--- TASK PROMPT ---
All lines in which the word "meglátogatása" occurs are to be extracted.

--- GIVEN DATA ---
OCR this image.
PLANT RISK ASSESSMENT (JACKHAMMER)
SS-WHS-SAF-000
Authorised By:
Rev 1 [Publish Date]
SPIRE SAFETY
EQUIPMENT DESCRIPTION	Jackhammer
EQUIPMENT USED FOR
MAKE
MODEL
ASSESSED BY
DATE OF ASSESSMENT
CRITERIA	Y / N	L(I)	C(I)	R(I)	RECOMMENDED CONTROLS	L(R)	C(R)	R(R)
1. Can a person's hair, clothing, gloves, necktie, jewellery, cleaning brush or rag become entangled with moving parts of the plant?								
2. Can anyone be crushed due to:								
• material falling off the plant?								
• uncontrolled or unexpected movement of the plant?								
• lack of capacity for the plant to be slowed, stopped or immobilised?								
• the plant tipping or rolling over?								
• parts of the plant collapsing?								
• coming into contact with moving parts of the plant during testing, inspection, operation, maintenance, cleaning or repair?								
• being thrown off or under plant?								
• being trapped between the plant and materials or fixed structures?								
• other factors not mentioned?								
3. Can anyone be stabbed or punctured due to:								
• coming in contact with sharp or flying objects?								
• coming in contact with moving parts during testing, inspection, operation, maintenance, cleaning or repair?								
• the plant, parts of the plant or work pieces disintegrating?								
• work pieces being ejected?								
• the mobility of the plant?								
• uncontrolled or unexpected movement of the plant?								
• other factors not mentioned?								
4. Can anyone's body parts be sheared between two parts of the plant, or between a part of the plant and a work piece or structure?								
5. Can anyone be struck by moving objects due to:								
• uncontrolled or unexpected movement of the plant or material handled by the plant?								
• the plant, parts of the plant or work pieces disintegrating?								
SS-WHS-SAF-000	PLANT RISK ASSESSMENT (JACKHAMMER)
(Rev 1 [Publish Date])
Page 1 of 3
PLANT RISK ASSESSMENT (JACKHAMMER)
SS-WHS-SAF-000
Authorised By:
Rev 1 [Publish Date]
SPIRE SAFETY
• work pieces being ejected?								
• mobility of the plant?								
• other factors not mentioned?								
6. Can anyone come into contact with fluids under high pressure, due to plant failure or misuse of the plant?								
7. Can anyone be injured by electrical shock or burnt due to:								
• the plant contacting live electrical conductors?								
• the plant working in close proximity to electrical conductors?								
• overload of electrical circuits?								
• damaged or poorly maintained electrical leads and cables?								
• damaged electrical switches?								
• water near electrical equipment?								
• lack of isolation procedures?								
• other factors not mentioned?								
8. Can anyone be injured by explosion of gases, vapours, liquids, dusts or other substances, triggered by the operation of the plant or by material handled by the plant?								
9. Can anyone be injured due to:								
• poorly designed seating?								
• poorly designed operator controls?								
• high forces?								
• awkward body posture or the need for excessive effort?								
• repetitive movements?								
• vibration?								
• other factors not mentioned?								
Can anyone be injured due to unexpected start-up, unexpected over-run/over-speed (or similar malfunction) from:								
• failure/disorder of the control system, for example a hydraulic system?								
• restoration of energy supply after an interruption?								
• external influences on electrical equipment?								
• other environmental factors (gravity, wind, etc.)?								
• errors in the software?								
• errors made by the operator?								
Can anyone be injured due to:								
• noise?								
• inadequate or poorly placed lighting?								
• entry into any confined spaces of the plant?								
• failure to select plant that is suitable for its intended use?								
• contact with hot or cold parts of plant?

---

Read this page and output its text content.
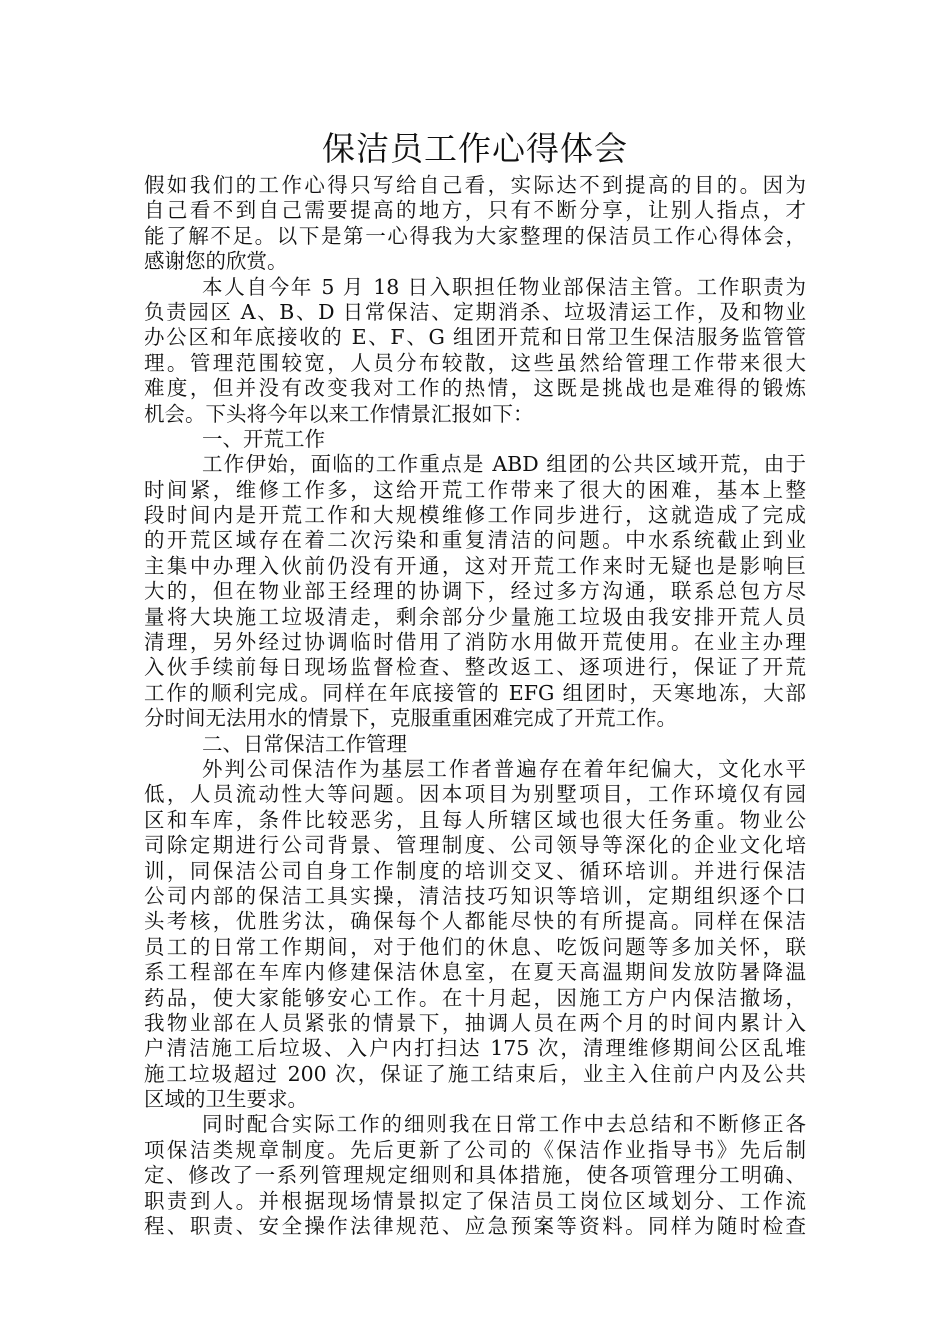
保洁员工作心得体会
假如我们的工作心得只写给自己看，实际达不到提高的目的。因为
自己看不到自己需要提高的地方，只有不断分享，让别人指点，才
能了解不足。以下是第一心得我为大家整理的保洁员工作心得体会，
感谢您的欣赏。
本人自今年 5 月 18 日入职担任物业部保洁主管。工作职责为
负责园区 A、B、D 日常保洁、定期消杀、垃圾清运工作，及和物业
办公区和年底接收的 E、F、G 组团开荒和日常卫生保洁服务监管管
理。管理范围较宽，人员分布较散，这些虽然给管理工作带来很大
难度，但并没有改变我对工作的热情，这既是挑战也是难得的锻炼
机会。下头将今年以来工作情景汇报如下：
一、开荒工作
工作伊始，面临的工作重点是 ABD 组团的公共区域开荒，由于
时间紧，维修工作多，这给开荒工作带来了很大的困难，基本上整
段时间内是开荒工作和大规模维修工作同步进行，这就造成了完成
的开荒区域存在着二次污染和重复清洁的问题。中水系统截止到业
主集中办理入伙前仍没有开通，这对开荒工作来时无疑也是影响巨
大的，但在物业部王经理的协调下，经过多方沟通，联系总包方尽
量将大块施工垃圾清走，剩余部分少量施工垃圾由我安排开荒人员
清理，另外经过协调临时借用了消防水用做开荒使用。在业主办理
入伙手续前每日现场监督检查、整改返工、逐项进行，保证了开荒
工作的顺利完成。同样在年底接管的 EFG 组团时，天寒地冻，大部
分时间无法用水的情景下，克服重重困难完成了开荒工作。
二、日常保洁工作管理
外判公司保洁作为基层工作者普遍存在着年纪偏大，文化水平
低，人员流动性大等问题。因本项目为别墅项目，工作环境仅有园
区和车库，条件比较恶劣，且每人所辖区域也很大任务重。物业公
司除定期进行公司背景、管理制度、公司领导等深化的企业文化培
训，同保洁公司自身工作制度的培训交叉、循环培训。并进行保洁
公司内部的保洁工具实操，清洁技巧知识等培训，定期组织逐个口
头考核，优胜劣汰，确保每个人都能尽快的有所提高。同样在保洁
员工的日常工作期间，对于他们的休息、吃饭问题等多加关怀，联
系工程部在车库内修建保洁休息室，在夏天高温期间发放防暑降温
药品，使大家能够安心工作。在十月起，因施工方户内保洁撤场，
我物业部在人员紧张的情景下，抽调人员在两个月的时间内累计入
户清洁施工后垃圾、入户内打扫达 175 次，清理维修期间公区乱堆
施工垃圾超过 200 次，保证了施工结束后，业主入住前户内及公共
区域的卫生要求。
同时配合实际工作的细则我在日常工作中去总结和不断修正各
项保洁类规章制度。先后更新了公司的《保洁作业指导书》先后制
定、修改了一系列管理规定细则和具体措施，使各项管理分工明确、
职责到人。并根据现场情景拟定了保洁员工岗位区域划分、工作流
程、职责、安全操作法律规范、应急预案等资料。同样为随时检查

---

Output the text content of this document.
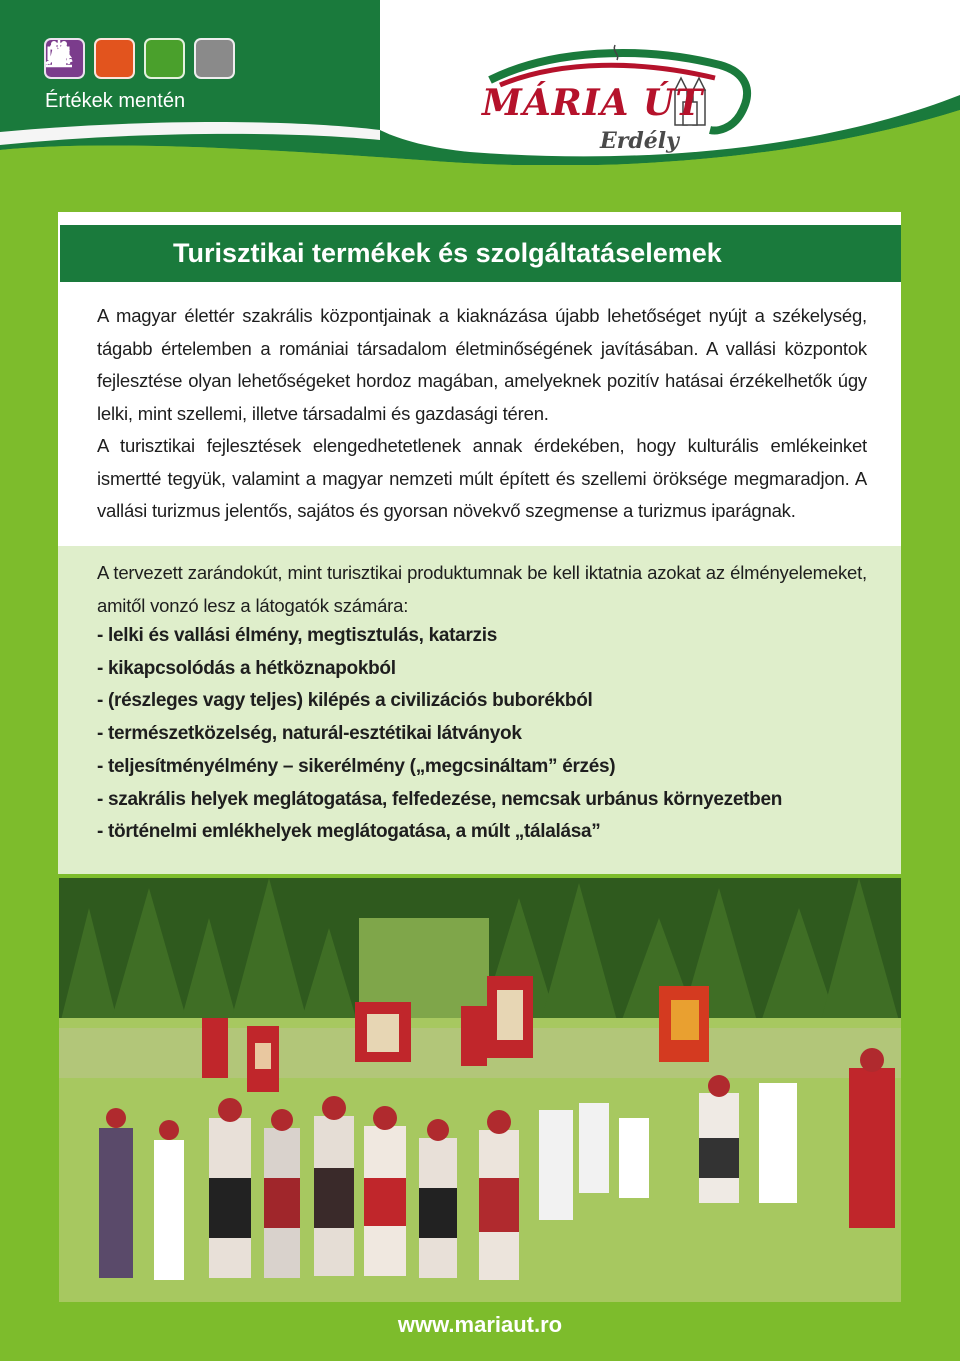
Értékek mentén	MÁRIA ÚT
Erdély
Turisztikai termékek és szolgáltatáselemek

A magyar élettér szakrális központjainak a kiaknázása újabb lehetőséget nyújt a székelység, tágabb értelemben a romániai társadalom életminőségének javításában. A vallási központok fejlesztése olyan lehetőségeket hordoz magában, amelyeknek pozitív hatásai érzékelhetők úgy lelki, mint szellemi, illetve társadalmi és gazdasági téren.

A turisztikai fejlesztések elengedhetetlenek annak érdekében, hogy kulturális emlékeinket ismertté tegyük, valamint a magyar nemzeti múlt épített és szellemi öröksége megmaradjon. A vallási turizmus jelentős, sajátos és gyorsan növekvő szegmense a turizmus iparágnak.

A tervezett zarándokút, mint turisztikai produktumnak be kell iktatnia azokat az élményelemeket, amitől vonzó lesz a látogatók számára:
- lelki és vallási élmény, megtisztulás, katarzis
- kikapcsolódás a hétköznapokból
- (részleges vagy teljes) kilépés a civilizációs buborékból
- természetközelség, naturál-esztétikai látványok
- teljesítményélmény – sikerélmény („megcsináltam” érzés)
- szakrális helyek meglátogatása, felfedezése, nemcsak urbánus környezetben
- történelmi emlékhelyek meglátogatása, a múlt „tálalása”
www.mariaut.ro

--- ANSWER TO THE TASK ---
- szakrális helyek meglátogatása, felfedezése, nemcsak urbánus környezetben
- történelmi emlékhelyek meglátogatása, a múlt „tálalása”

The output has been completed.